╭─ PROVIDED DATA

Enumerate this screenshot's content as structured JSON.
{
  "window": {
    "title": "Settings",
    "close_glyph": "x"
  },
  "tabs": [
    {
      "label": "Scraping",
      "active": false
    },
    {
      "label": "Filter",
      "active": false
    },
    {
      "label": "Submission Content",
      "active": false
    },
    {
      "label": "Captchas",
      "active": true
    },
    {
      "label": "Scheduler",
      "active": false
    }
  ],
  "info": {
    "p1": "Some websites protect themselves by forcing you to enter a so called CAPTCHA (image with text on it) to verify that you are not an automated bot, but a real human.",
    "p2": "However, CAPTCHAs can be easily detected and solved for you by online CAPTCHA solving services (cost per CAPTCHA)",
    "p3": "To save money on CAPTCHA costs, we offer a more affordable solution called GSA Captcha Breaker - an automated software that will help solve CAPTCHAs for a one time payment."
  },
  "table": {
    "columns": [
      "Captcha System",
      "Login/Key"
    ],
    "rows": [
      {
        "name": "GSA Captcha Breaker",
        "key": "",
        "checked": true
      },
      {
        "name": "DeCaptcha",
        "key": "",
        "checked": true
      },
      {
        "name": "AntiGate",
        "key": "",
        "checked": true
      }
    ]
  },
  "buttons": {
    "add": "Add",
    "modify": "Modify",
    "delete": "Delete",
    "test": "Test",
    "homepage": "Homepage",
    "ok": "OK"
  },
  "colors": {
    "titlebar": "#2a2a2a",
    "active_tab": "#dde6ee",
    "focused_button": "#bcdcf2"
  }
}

╰─

■ WHAT YOU SHOULD DO ■
Report how many lines in the records hold the word "that", giving the number and nothing else.

■ EXERCISE RESULT ■
2